> [What is asked] All of the records below need to be copied exactly.

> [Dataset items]
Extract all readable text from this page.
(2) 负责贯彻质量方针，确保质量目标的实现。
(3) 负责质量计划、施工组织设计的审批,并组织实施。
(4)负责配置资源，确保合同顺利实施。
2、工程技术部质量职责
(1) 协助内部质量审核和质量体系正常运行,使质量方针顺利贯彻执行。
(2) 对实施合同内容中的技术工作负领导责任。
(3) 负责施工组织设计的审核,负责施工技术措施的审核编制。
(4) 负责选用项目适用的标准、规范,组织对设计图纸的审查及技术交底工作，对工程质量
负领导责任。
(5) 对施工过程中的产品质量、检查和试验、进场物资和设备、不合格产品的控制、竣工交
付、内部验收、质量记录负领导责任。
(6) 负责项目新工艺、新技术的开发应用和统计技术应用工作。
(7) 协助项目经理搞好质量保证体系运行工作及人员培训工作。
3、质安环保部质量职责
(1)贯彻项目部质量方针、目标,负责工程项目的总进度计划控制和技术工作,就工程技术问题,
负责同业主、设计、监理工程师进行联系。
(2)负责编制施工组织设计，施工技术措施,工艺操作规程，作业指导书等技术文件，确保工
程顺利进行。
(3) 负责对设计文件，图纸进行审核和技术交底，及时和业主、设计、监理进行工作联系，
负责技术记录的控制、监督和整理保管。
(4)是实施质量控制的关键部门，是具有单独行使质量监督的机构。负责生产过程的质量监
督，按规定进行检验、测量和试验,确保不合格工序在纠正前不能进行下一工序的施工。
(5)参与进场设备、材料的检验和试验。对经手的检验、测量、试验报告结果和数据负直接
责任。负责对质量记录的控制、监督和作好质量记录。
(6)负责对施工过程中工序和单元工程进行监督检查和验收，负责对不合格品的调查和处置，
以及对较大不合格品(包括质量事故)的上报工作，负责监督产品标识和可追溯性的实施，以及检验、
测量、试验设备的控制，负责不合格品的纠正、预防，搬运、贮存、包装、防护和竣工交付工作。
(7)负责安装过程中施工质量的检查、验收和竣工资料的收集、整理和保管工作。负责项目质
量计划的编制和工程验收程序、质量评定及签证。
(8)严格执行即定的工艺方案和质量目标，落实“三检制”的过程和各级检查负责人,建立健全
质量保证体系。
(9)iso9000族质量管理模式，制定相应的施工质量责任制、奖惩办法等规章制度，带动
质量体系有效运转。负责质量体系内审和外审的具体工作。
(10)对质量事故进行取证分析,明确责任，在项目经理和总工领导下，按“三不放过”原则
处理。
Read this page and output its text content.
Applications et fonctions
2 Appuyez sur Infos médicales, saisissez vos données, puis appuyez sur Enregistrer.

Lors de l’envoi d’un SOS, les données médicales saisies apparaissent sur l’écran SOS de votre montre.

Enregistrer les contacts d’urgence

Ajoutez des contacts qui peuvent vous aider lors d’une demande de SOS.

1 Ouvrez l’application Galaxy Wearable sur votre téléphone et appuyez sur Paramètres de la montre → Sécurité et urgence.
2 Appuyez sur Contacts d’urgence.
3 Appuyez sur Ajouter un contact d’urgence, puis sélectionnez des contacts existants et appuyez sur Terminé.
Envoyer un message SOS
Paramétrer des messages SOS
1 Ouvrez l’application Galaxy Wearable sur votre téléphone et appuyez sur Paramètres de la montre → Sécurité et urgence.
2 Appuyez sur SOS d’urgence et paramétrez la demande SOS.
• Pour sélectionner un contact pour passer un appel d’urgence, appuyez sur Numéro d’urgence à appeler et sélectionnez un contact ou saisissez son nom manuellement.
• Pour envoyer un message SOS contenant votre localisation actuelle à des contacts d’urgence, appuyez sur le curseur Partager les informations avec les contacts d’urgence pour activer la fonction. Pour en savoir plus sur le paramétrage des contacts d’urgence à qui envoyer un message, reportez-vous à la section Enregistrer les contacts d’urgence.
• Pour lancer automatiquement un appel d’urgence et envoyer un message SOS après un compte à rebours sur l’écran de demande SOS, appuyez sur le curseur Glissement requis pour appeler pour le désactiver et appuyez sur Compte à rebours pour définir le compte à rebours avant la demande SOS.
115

> [Answer to the task]
Extract all readable text from this page.
(2) 负责贯彻质量方针，确保质量目标的实现。
(3) 负责质量计划、施工组织设计的审批,并组织实施。
(4)负责配置资源，确保合同顺利实施。
2、工程技术部质量职责
(1) 协助内部质量审核和质量体系正常运行,使质量方针顺利贯彻执行。
(2) 对实施合同内容中的技术工作负领导责任。
(3) 负责施工组织设计的审核,负责施工技术措施的审核编制。
(4) 负责选用项目适用的标准、规范,组织对设计图纸的审查及技术交底工作，对工程质量
负领导责任。
(5) 对施工过程中的产品质量、检查和试验、进场物资和设备、不合格产品的控制、竣工交
付、内部验收、质量记录负领导责任。
(6) 负责项目新工艺、新技术的开发应用和统计技术应用工作。
(7) 协助项目经理搞好质量保证体系运行工作及人员培训工作。
3、质安环保部质量职责
(1)贯彻项目部质量方针、目标,负责工程项目的总进度计划控制和技术工作,就工程技术问题,
负责同业主、设计、监理工程师进行联系。
(2)负责编制施工组织设计，施工技术措施,工艺操作规程，作业指导书等技术文件，确保工
程顺利进行。
(3) 负责对设计文件，图纸进行审核和技术交底，及时和业主、设计、监理进行工作联系，
负责技术记录的控制、监督和整理保管。
(4)是实施质量控制的关键部门，是具有单独行使质量监督的机构。负责生产过程的质量监
督，按规定进行检验、测量和试验,确保不合格工序在纠正前不能进行下一工序的施工。
(5)参与进场设备、材料的检验和试验。对经手的检验、测量、试验报告结果和数据负直接
责任。负责对质量记录的控制、监督和作好质量记录。
(6)负责对施工过程中工序和单元工程进行监督检查和验收，负责对不合格品的调查和处置，
以及对较大不合格品(包括质量事故)的上报工作，负责监督产品标识和可追溯性的实施，以及检验、
测量、试验设备的控制，负责不合格品的纠正、预防，搬运、贮存、包装、防护和竣工交付工作。
(7)负责安装过程中施工质量的检查、验收和竣工资料的收集、整理和保管工作。负责项目质
量计划的编制和工程验收程序、质量评定及签证。
(8)严格执行即定的工艺方案和质量目标，落实“三检制”的过程和各级检查负责人,建立健全
质量保证体系。
(9)iso9000族质量管理模式，制定相应的施工质量责任制、奖惩办法等规章制度，带动
质量体系有效运转。负责质量体系内审和外审的具体工作。
(10)对质量事故进行取证分析,明确责任，在项目经理和总工领导下，按“三不放过”原则
处理。
Read this page and output its text content.
Applications et fonctions
2 Appuyez sur Infos médicales, saisissez vos données, puis appuyez sur Enregistrer.

Lors de l’envoi d’un SOS, les données médicales saisies apparaissent sur l’écran SOS de votre montre.

Enregistrer les contacts d’urgence

Ajoutez des contacts qui peuvent vous aider lors d’une demande de SOS.

1 Ouvrez l’application Galaxy Wearable sur votre téléphone et appuyez sur Paramètres de la montre → Sécurité et urgence.
2 Appuyez sur Contacts d’urgence.
3 Appuyez sur Ajouter un contact d’urgence, puis sélectionnez des contacts existants et appuyez sur Terminé.
Envoyer un message SOS
Paramétrer des messages SOS
1 Ouvrez l’application Galaxy Wearable sur votre téléphone et appuyez sur Paramètres de la montre → Sécurité et urgence.
2 Appuyez sur SOS d’urgence et paramétrez la demande SOS.
• Pour sélectionner un contact pour passer un appel d’urgence, appuyez sur Numéro d’urgence à appeler et sélectionnez un contact ou saisissez son nom manuellement.
• Pour envoyer un message SOS contenant votre localisation actuelle à des contacts d’urgence, appuyez sur le curseur Partager les informations avec les contacts d’urgence pour activer la fonction. Pour en savoir plus sur le paramétrage des contacts d’urgence à qui envoyer un message, reportez-vous à la section Enregistrer les contacts d’urgence.
• Pour lancer automatiquement un appel d’urgence et envoyer un message SOS après un compte à rebours sur l’écran de demande SOS, appuyez sur le curseur Glissement requis pour appeler pour le désactiver et appuyez sur Compte à rebours pour définir le compte à rebours avant la demande SOS.
115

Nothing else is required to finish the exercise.